> **PROBLEM STATEMENT**: Using the records that follow, copy every line containing the word "وكذلك".

---

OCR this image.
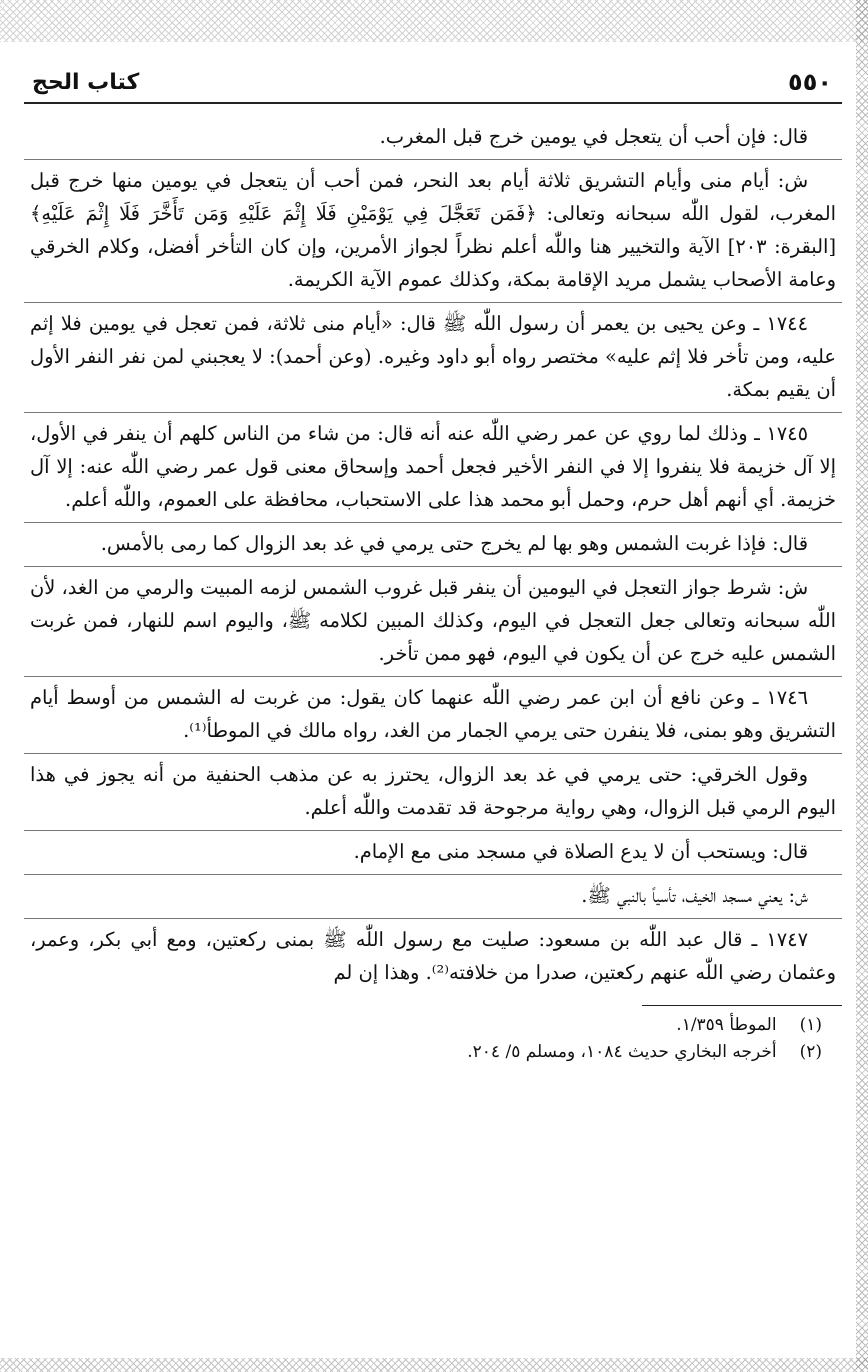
٥٥٠
كتاب الحج

قال: فإن أحب أن يتعجل في يومين خرج قبل المغرب.

ش: أيام منى وأيام التشريق ثلاثة أيام بعد النحر، فمن أحب أن يتعجل في يومين منها خرج قبل المغرب، لقول اللّٰه سبحانه وتعالى: ﴿فَمَن تَعَجَّلَ فِي يَوْمَيْنِ فَلَا إِثْمَ عَلَيْهِ وَمَن تَأَخَّرَ فَلَا إِثْمَ عَلَيْهِ﴾ [البقرة: ٢٠٣] الآية والتخيير هنا واللّٰه أعلم نظراً لجواز الأمرين، وإن كان التأخر أفضل، وكلام الخرقي وعامة الأصحاب يشمل مريد الإقامة بمكة، وكذلك عموم الآية الكريمة.

١٧٤٤ ـ وعن يحيى بن يعمر أن رسول اللّٰه ﷺ قال: «أيام منى ثلاثة، فمن تعجل في يومين فلا إثم عليه، ومن تأخر فلا إثم عليه» مختصر رواه أبو داود وغيره. (وعن أحمد): لا يعجبني لمن نفر النفر الأول أن يقيم بمكة.

١٧٤٥ ـ وذلك لما روي عن عمر رضي اللّٰه عنه أنه قال: من شاء من الناس كلهم أن ينفر في الأول، إلا آل خزيمة فلا ينفروا إلا في النفر الأخير فجعل أحمد وإسحاق معنى قول عمر رضي اللّٰه عنه: إلا آل خزيمة. أي أنهم أهل حرم، وحمل أبو محمد هذا على الاستحباب، محافظة على العموم، واللّٰه أعلم.

قال: فإذا غربت الشمس وهو بها لم يخرج حتى يرمي في غد بعد الزوال كما رمى بالأمس.

ش: شرط جواز التعجل في اليومين أن ينفر قبل غروب الشمس لزمه المبيت والرمي من الغد، لأن اللّٰه سبحانه وتعالى جعل التعجل في اليوم، وكذلك المبين لكلامه ﷺ، واليوم اسم للنهار، فمن غربت الشمس عليه خرج عن أن يكون في اليوم، فهو ممن تأخر.

١٧٤٦ ـ وعن نافع أن ابن عمر رضي اللّٰه عنهما كان يقول: من غربت له الشمس من أوسط أيام التشريق وهو بمنى، فلا ينفرن حتى يرمي الجمار من الغد، رواه مالك في الموطأ⁽¹⁾.

وقول الخرقي: حتى يرمي في غد بعد الزوال، يحترز به عن مذهب الحنفية من أنه يجوز في هذا اليوم الرمي قبل الزوال، وهي رواية مرجوحة قد تقدمت واللّٰه أعلم.

قال: ويستحب أن لا يدع الصلاة في مسجد منى مع الإمام.

ش: يعني مسجد الخيف، تأسياً بالنبي ﷺ.

١٧٤٧ ـ قال عبد اللّٰه بن مسعود: صليت مع رسول اللّٰه ﷺ بمنى ركعتين، ومع أبي بكر، وعمر، وعثمان رضي اللّٰه عنهم ركعتين، صدرا من خلافته⁽²⁾. وهذا إن لم

(١) الموطأ ١/٣٥٩.

(٢) أخرجه البخاري حديث ١٠٨٤، ومسلم ٥/ ٢٠٤.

---

> **PROBLEM SOLUTION**:
ش: أيام منى وأيام التشريق ثلاثة أيام بعد النحر، فمن أحب أن يتعجل في يومين منها خرج قبل المغرب، لقول اللّٰه سبحانه وتعالى: ﴿فَمَن تَعَجَّلَ فِي يَوْمَيْنِ فَلَا إِثْمَ عَلَيْهِ وَمَن تَأَخَّرَ فَلَا إِثْمَ عَلَيْهِ﴾ [البقرة: ٢٠٣] الآية والتخيير هنا واللّٰه أعلم نظراً لجواز الأمرين، وإن كان التأخر أفضل، وكلام الخرقي وعامة الأصحاب يشمل مريد الإقامة بمكة، وكذلك عموم الآية الكريمة.
ش: شرط جواز التعجل في اليومين أن ينفر قبل غروب الشمس لزمه المبيت والرمي من الغد، لأن اللّٰه سبحانه وتعالى جعل التعجل في اليوم، وكذلك المبين لكلامه ﷺ، واليوم اسم للنهار، فمن غربت الشمس عليه خرج عن أن يكون في اليوم، فهو ممن تأخر.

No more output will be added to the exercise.